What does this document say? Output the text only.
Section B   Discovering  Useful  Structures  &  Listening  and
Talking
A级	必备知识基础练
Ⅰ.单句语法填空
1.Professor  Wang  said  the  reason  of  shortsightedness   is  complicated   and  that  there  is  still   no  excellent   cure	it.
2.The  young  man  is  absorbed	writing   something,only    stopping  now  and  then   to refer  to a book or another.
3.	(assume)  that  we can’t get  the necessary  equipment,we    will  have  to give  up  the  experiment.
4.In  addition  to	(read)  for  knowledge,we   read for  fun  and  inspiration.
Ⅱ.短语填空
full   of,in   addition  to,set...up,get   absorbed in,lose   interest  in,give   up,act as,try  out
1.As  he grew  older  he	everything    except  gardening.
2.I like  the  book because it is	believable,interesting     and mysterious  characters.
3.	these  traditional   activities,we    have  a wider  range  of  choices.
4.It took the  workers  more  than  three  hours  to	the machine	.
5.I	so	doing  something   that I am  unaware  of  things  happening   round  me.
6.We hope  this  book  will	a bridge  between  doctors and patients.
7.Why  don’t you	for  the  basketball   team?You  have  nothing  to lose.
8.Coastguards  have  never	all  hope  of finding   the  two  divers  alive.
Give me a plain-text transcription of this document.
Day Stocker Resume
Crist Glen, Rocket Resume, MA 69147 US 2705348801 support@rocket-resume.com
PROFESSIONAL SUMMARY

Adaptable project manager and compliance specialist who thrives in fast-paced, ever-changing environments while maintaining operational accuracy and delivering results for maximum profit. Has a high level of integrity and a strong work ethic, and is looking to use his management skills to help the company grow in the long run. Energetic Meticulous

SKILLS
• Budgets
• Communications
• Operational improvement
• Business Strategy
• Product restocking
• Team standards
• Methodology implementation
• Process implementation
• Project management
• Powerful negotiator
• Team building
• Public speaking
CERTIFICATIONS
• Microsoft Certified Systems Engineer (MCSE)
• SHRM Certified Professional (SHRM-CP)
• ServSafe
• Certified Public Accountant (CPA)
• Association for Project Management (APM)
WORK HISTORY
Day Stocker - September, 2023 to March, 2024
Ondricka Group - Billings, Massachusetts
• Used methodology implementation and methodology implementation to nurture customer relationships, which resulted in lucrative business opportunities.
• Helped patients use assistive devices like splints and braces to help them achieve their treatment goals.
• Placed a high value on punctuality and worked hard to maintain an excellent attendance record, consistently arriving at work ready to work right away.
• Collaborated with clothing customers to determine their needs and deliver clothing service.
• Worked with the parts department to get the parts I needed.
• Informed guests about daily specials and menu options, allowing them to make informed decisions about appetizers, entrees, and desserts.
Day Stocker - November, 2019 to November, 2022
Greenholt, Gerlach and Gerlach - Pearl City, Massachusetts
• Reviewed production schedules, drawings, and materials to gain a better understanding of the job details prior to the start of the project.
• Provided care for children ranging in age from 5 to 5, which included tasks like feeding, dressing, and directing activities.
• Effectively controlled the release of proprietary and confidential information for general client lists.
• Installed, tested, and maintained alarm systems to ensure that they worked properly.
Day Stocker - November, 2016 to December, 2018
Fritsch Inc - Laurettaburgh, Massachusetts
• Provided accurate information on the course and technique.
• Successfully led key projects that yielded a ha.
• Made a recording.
+--
## WHAT NEEDS TO BE DONE
Copy task for the entries above: every line with the string "Massachusetts".

## REPLY
Ondricka Group - Billings, Massachusetts
Greenholt, Gerlach and Gerlach - Pearl City, Massachusetts
Fritsch Inc - Laurettaburgh, Massachusetts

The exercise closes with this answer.